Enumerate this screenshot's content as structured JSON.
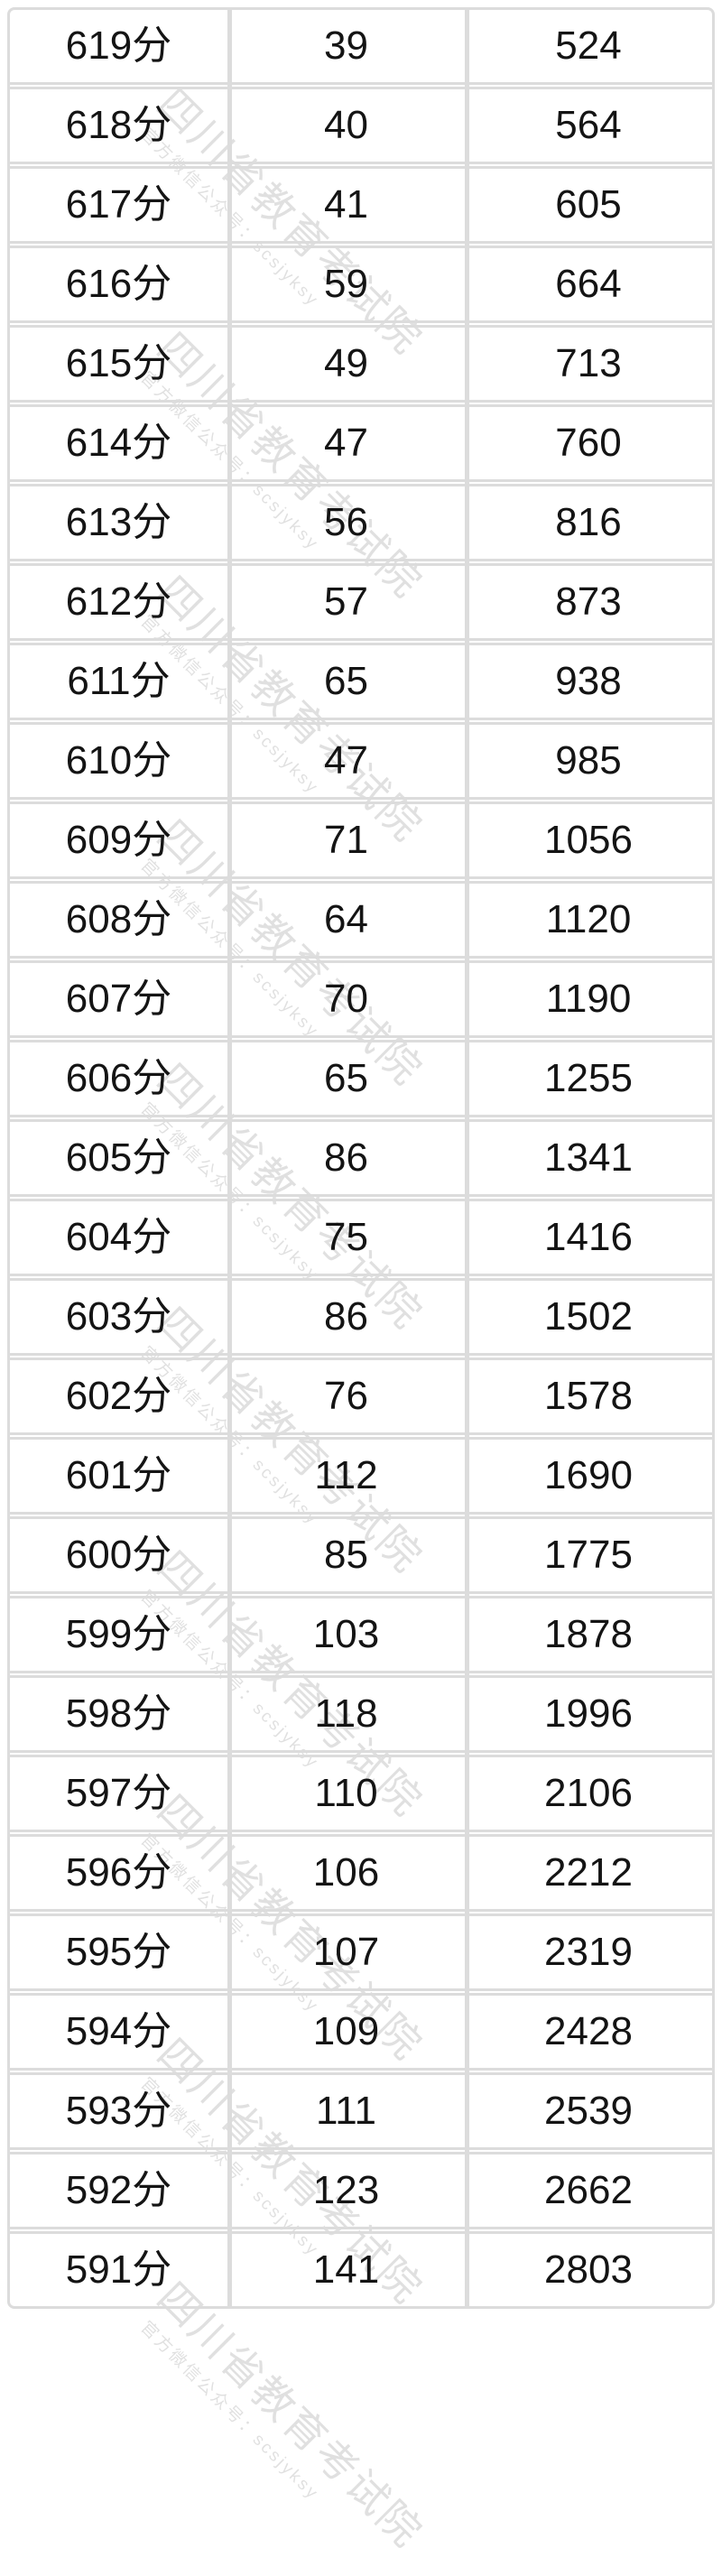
{
  "table": {
    "rows": [
      [
        "619分",
        "39",
        "524"
      ],
      [
        "618分",
        "40",
        "564"
      ],
      [
        "617分",
        "41",
        "605"
      ],
      [
        "616分",
        "59",
        "664"
      ],
      [
        "615分",
        "49",
        "713"
      ],
      [
        "614分",
        "47",
        "760"
      ],
      [
        "613分",
        "56",
        "816"
      ],
      [
        "612分",
        "57",
        "873"
      ],
      [
        "611分",
        "65",
        "938"
      ],
      [
        "610分",
        "47",
        "985"
      ],
      [
        "609分",
        "71",
        "1056"
      ],
      [
        "608分",
        "64",
        "1120"
      ],
      [
        "607分",
        "70",
        "1190"
      ],
      [
        "606分",
        "65",
        "1255"
      ],
      [
        "605分",
        "86",
        "1341"
      ],
      [
        "604分",
        "75",
        "1416"
      ],
      [
        "603分",
        "86",
        "1502"
      ],
      [
        "602分",
        "76",
        "1578"
      ],
      [
        "601分",
        "112",
        "1690"
      ],
      [
        "600分",
        "85",
        "1775"
      ],
      [
        "599分",
        "103",
        "1878"
      ],
      [
        "598分",
        "118",
        "1996"
      ],
      [
        "597分",
        "110",
        "2106"
      ],
      [
        "596分",
        "106",
        "2212"
      ],
      [
        "595分",
        "107",
        "2319"
      ],
      [
        "594分",
        "109",
        "2428"
      ],
      [
        "593分",
        "111",
        "2539"
      ],
      [
        "592分",
        "123",
        "2662"
      ],
      [
        "591分",
        "141",
        "2803"
      ]
    ]
  },
  "watermark": {
    "main": "四川省教育考试院",
    "sub": "官方微信公众号：scsjyksy"
  },
  "colors": {
    "border": "#dcdcdc",
    "text": "#141414",
    "watermark": "rgba(0,0,0,0.12)"
  }
}
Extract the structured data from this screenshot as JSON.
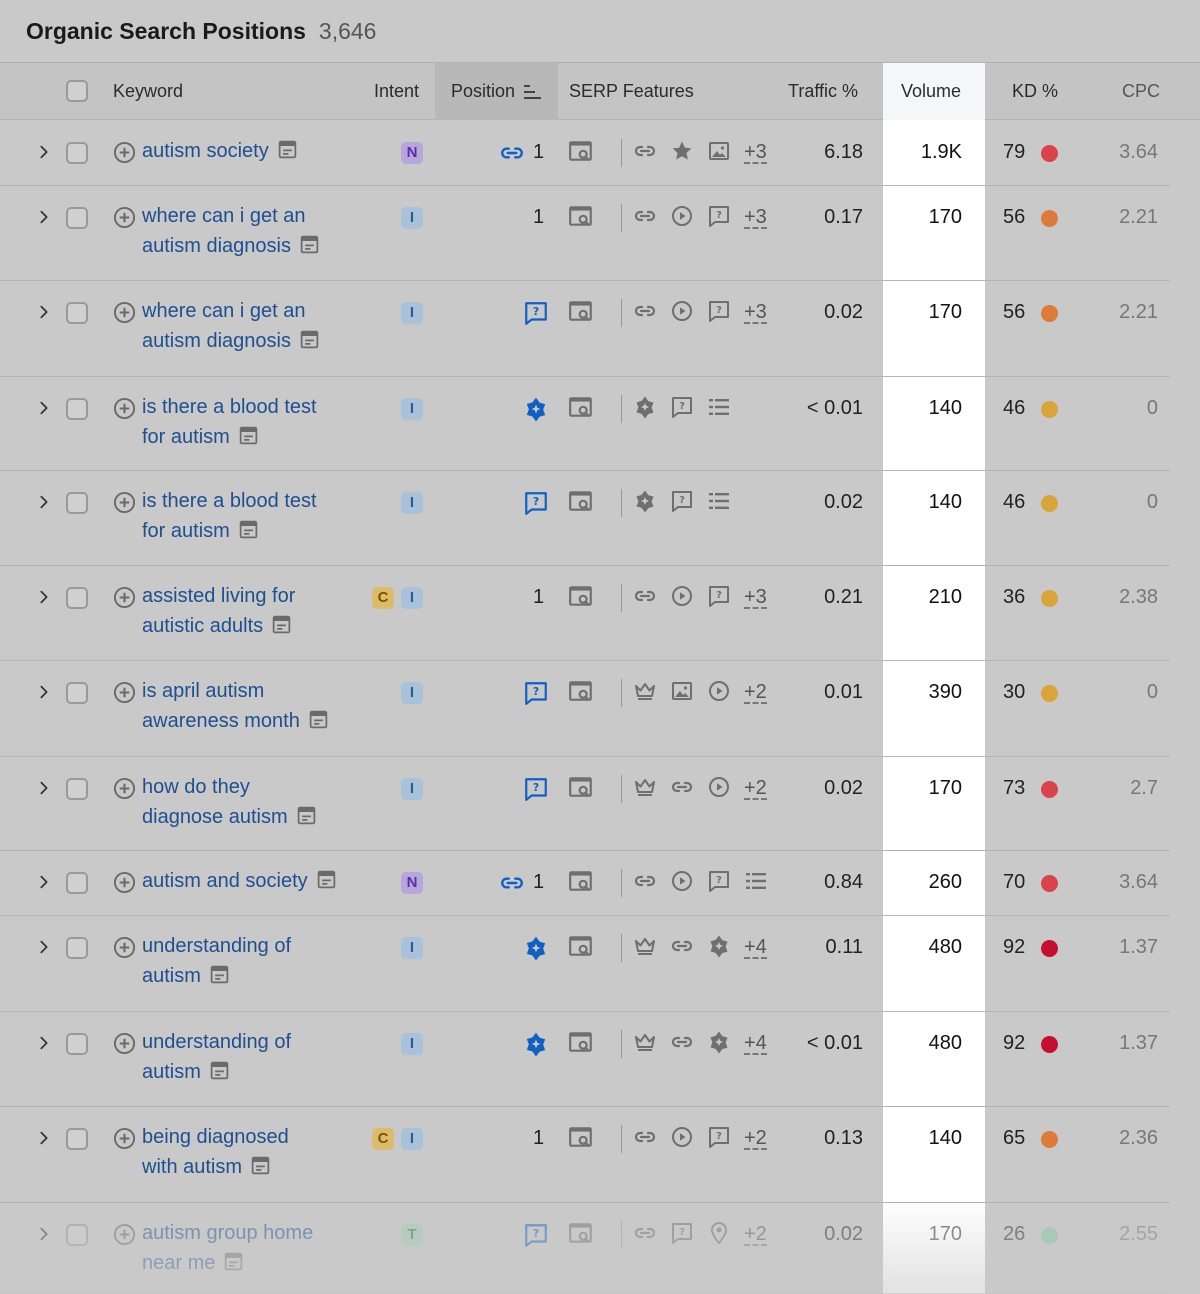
{
  "title": "Organic Search Positions",
  "count": "3,646",
  "columns": {
    "keyword": "Keyword",
    "intent": "Intent",
    "position": "Position",
    "serp": "SERP Features",
    "traffic": "Traffic %",
    "volume": "Volume",
    "kd": "KD %",
    "cpc": "CPC"
  },
  "colors": {
    "kd_red": "#d9434a",
    "kd_darkred": "#c4102e",
    "kd_orange": "#de7a3a",
    "kd_yellow": "#d9a53a",
    "kd_green": "#7fc9a0",
    "link_blue": "#1d4f91",
    "feature_blue": "#1060c4"
  },
  "rows": [
    {
      "keyword": [
        "autism society"
      ],
      "intent": [
        "N"
      ],
      "position_icon": "link-icon",
      "position": "1",
      "serp": [
        "link-icon",
        "star-icon",
        "image-icon"
      ],
      "more": "+3",
      "traffic": "6.18",
      "volume": "1.9K",
      "kd": "79",
      "kd_color": "red",
      "cpc": "3.64"
    },
    {
      "keyword": [
        "where can i get an",
        "autism diagnosis"
      ],
      "intent": [
        "I"
      ],
      "position_icon": "",
      "position": "1",
      "serp": [
        "link-icon",
        "video-icon",
        "faq-icon"
      ],
      "more": "+3",
      "traffic": "0.17",
      "volume": "170",
      "kd": "56",
      "kd_color": "orange",
      "cpc": "2.21"
    },
    {
      "keyword": [
        "where can i get an",
        "autism diagnosis"
      ],
      "intent": [
        "I"
      ],
      "position_icon": "faq-icon",
      "position": "",
      "serp": [
        "link-icon",
        "video-icon",
        "faq-icon"
      ],
      "more": "+3",
      "traffic": "0.02",
      "volume": "170",
      "kd": "56",
      "kd_color": "orange",
      "cpc": "2.21"
    },
    {
      "keyword": [
        "is there a blood test",
        "for autism"
      ],
      "intent": [
        "I"
      ],
      "position_icon": "ai-overview-icon",
      "position": "",
      "serp": [
        "ai-overview-icon",
        "faq-icon",
        "list-icon"
      ],
      "more": "",
      "traffic": "< 0.01",
      "volume": "140",
      "kd": "46",
      "kd_color": "yellow",
      "cpc": "0"
    },
    {
      "keyword": [
        "is there a blood test",
        "for autism"
      ],
      "intent": [
        "I"
      ],
      "position_icon": "faq-icon",
      "position": "",
      "serp": [
        "ai-overview-icon",
        "faq-icon",
        "list-icon"
      ],
      "more": "",
      "traffic": "0.02",
      "volume": "140",
      "kd": "46",
      "kd_color": "yellow",
      "cpc": "0"
    },
    {
      "keyword": [
        "assisted living for",
        "autistic adults"
      ],
      "intent": [
        "C",
        "I"
      ],
      "position_icon": "",
      "position": "1",
      "serp": [
        "link-icon",
        "video-icon",
        "faq-icon"
      ],
      "more": "+3",
      "traffic": "0.21",
      "volume": "210",
      "kd": "36",
      "kd_color": "yellow",
      "cpc": "2.38"
    },
    {
      "keyword": [
        "is april autism",
        "awareness month"
      ],
      "intent": [
        "I"
      ],
      "position_icon": "faq-icon",
      "position": "",
      "serp": [
        "crown-icon",
        "image-icon",
        "video-icon"
      ],
      "more": "+2",
      "traffic": "0.01",
      "volume": "390",
      "kd": "30",
      "kd_color": "yellow",
      "cpc": "0"
    },
    {
      "keyword": [
        "how do they",
        "diagnose autism"
      ],
      "intent": [
        "I"
      ],
      "position_icon": "faq-icon",
      "position": "",
      "serp": [
        "crown-icon",
        "link-icon",
        "video-icon"
      ],
      "more": "+2",
      "traffic": "0.02",
      "volume": "170",
      "kd": "73",
      "kd_color": "red",
      "cpc": "2.7"
    },
    {
      "keyword": [
        "autism and society"
      ],
      "intent": [
        "N"
      ],
      "position_icon": "link-icon",
      "position": "1",
      "serp": [
        "link-icon",
        "video-icon",
        "faq-icon",
        "list-icon"
      ],
      "more": "",
      "traffic": "0.84",
      "volume": "260",
      "kd": "70",
      "kd_color": "red",
      "cpc": "3.64"
    },
    {
      "keyword": [
        "understanding of",
        "autism"
      ],
      "intent": [
        "I"
      ],
      "position_icon": "ai-overview-icon",
      "position": "",
      "serp": [
        "crown-icon",
        "link-icon",
        "ai-overview-icon"
      ],
      "more": "+4",
      "traffic": "0.11",
      "volume": "480",
      "kd": "92",
      "kd_color": "darkred",
      "cpc": "1.37"
    },
    {
      "keyword": [
        "understanding of",
        "autism"
      ],
      "intent": [
        "I"
      ],
      "position_icon": "ai-overview-icon",
      "position": "",
      "serp": [
        "crown-icon",
        "link-icon",
        "ai-overview-icon"
      ],
      "more": "+4",
      "traffic": "< 0.01",
      "volume": "480",
      "kd": "92",
      "kd_color": "darkred",
      "cpc": "1.37"
    },
    {
      "keyword": [
        "being diagnosed",
        "with autism"
      ],
      "intent": [
        "C",
        "I"
      ],
      "position_icon": "",
      "position": "1",
      "serp": [
        "link-icon",
        "video-icon",
        "faq-icon"
      ],
      "more": "+2",
      "traffic": "0.13",
      "volume": "140",
      "kd": "65",
      "kd_color": "orange",
      "cpc": "2.36"
    },
    {
      "keyword": [
        "autism group home",
        "near me"
      ],
      "intent": [
        "T"
      ],
      "position_icon": "faq-icon",
      "position": "",
      "serp": [
        "link-icon",
        "faq-icon",
        "pin-icon"
      ],
      "more": "+2",
      "traffic": "0.02",
      "volume": "170",
      "kd": "26",
      "kd_color": "green",
      "cpc": "2.55"
    }
  ]
}
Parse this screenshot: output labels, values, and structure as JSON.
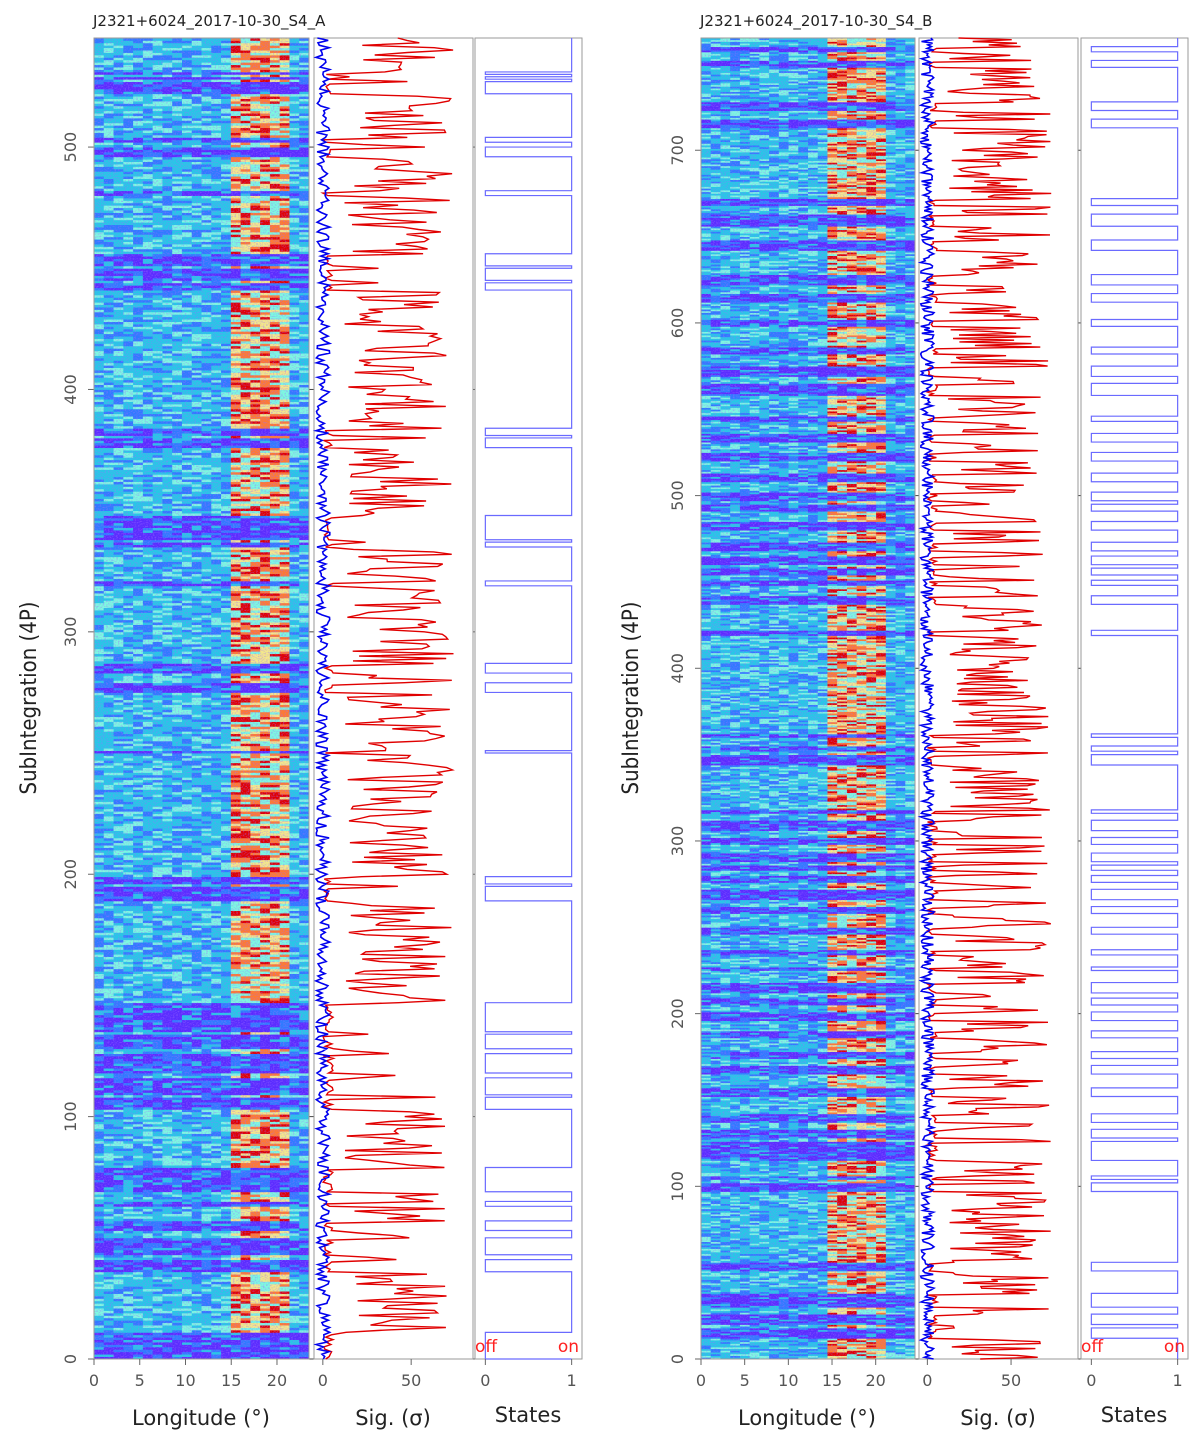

- - -

*Your task:* Each record above should come back exactly the same, only without its pictures.

*Response to this task:*
Enumerate this screenshot's content as structured JSON.
{
  "table": {
    "rows": [
      [
        "619分",
        "39",
        "524"
      ],
      [
        "618分",
        "40",
        "564"
      ],
      [
        "617分",
        "41",
        "605"
      ],
      [
        "616分",
        "59",
        "664"
      ],
      [
        "615分",
        "49",
        "713"
      ],
      [
        "614分",
        "47",
        "760"
      ],
      [
        "613分",
        "56",
        "816"
      ],
      [
        "612分",
        "57",
        "873"
      ],
      [
        "611分",
        "65",
        "938"
      ],
      [
        "610分",
        "47",
        "985"
      ],
      [
        "609分",
        "71",
        "1056"
      ],
      [
        "608分",
        "64",
        "1120"
      ],
      [
        "607分",
        "70",
        "1190"
      ],
      [
        "606分",
        "65",
        "1255"
      ],
      [
        "605分",
        "86",
        "1341"
      ],
      [
        "604分",
        "75",
        "1416"
      ],
      [
        "603分",
        "86",
        "1502"
      ],
      [
        "602分",
        "76",
        "1578"
      ],
      [
        "601分",
        "112",
        "1690"
      ],
      [
        "600分",
        "85",
        "1775"
      ],
      [
        "599分",
        "103",
        "1878"
      ],
      [
        "598分",
        "118",
        "1996"
      ],
      [
        "597分",
        "110",
        "2106"
      ],
      [
        "596分",
        "106",
        "2212"
      ],
      [
        "595分",
        "107",
        "2319"
      ],
      [
        "594分",
        "109",
        "2428"
      ],
      [
        "593分",
        "111",
        "2539"
      ],
      [
        "592分",
        "123",
        "2662"
      ],
      [
        "591分",
        "141",
        "2803"
      ]
    ]
  },
  "watermark": {
    "main": "四川省教育考试院",
    "sub": "官方微信公众号：scsjyksy"
  },
  "colors": {
    "border": "#dcdcdc",
    "text": "#141414",
    "watermark": "rgba(0,0,0,0.12)"
  }
}
Extract the structured data from this screenshot as JSON.
{
  "title": "Organic Search Positions",
  "count": "3,646",
  "columns": {
    "keyword": "Keyword",
    "intent": "Intent",
    "position": "Position",
    "serp": "SERP Features",
    "traffic": "Traffic %",
    "volume": "Volume",
    "kd": "KD %",
    "cpc": "CPC"
  },
  "colors": {
    "kd_red": "#d9434a",
    "kd_darkred": "#c4102e",
    "kd_orange": "#de7a3a",
    "kd_yellow": "#d9a53a",
    "kd_green": "#7fc9a0",
    "link_blue": "#1d4f91",
    "feature_blue": "#1060c4"
  },
  "rows": [
    {
      "keyword": [
        "autism society"
      ],
      "intent": [
        "N"
      ],
      "position_icon": "link-icon",
      "position": "1",
      "serp": [
        "link-icon",
        "star-icon",
        "image-icon"
      ],
      "more": "+3",
      "traffic": "6.18",
      "volume": "1.9K",
      "kd": "79",
      "kd_color": "red",
      "cpc": "3.64"
    },
    {
      "keyword": [
        "where can i get an",
        "autism diagnosis"
      ],
      "intent": [
        "I"
      ],
      "position_icon": "",
      "position": "1",
      "serp": [
        "link-icon",
        "video-icon",
        "faq-icon"
      ],
      "more": "+3",
      "traffic": "0.17",
      "volume": "170",
      "kd": "56",
      "kd_color": "orange",
      "cpc": "2.21"
    },
    {
      "keyword": [
        "where can i get an",
        "autism diagnosis"
      ],
      "intent": [
        "I"
      ],
      "position_icon": "faq-icon",
      "position": "",
      "serp": [
        "link-icon",
        "video-icon",
        "faq-icon"
      ],
      "more": "+3",
      "traffic": "0.02",
      "volume": "170",
      "kd": "56",
      "kd_color": "orange",
      "cpc": "2.21"
    },
    {
      "keyword": [
        "is there a blood test",
        "for autism"
      ],
      "intent": [
        "I"
      ],
      "position_icon": "ai-overview-icon",
      "position": "",
      "serp": [
        "ai-overview-icon",
        "faq-icon",
        "list-icon"
      ],
      "more": "",
      "traffic": "< 0.01",
      "volume": "140",
      "kd": "46",
      "kd_color": "yellow",
      "cpc": "0"
    },
    {
      "keyword": [
        "is there a blood test",
        "for autism"
      ],
      "intent": [
        "I"
      ],
      "position_icon": "faq-icon",
      "position": "",
      "serp": [
        "ai-overview-icon",
        "faq-icon",
        "list-icon"
      ],
      "more": "",
      "traffic": "0.02",
      "volume": "140",
      "kd": "46",
      "kd_color": "yellow",
      "cpc": "0"
    },
    {
      "keyword": [
        "assisted living for",
        "autistic adults"
      ],
      "intent": [
        "C",
        "I"
      ],
      "position_icon": "",
      "position": "1",
      "serp": [
        "link-icon",
        "video-icon",
        "faq-icon"
      ],
      "more": "+3",
      "traffic": "0.21",
      "volume": "210",
      "kd": "36",
      "kd_color": "yellow",
      "cpc": "2.38"
    },
    {
      "keyword": [
        "is april autism",
        "awareness month"
      ],
      "intent": [
        "I"
      ],
      "position_icon": "faq-icon",
      "position": "",
      "serp": [
        "crown-icon",
        "image-icon",
        "video-icon"
      ],
      "more": "+2",
      "traffic": "0.01",
      "volume": "390",
      "kd": "30",
      "kd_color": "yellow",
      "cpc": "0"
    },
    {
      "keyword": [
        "how do they",
        "diagnose autism"
      ],
      "intent": [
        "I"
      ],
      "position_icon": "faq-icon",
      "position": "",
      "serp": [
        "crown-icon",
        "link-icon",
        "video-icon"
      ],
      "more": "+2",
      "traffic": "0.02",
      "volume": "170",
      "kd": "73",
      "kd_color": "red",
      "cpc": "2.7"
    },
    {
      "keyword": [
        "autism and society"
      ],
      "intent": [
        "N"
      ],
      "position_icon": "link-icon",
      "position": "1",
      "serp": [
        "link-icon",
        "video-icon",
        "faq-icon",
        "list-icon"
      ],
      "more": "",
      "traffic": "0.84",
      "volume": "260",
      "kd": "70",
      "kd_color": "red",
      "cpc": "3.64"
    },
    {
      "keyword": [
        "understanding of",
        "autism"
      ],
      "intent": [
        "I"
      ],
      "position_icon": "ai-overview-icon",
      "position": "",
      "serp": [
        "crown-icon",
        "link-icon",
        "ai-overview-icon"
      ],
      "more": "+4",
      "traffic": "0.11",
      "volume": "480",
      "kd": "92",
      "kd_color": "darkred",
      "cpc": "1.37"
    },
    {
      "keyword": [
        "understanding of",
        "autism"
      ],
      "intent": [
        "I"
      ],
      "position_icon": "ai-overview-icon",
      "position": "",
      "serp": [
        "crown-icon",
        "link-icon",
        "ai-overview-icon"
      ],
      "more": "+4",
      "traffic": "< 0.01",
      "volume": "480",
      "kd": "92",
      "kd_color": "darkred",
      "cpc": "1.37"
    },
    {
      "keyword": [
        "being diagnosed",
        "with autism"
      ],
      "intent": [
        "C",
        "I"
      ],
      "position_icon": "",
      "position": "1",
      "serp": [
        "link-icon",
        "video-icon",
        "faq-icon"
      ],
      "more": "+2",
      "traffic": "0.13",
      "volume": "140",
      "kd": "65",
      "kd_color": "orange",
      "cpc": "2.36"
    },
    {
      "keyword": [
        "autism group home",
        "near me"
      ],
      "intent": [
        "T"
      ],
      "position_icon": "faq-icon",
      "position": "",
      "serp": [
        "link-icon",
        "faq-icon",
        "pin-icon"
      ],
      "more": "+2",
      "traffic": "0.02",
      "volume": "170",
      "kd": "26",
      "kd_color": "green",
      "cpc": "2.55"
    }
  ]
}
Parse this screenshot: output labels, values, and structure as JSON.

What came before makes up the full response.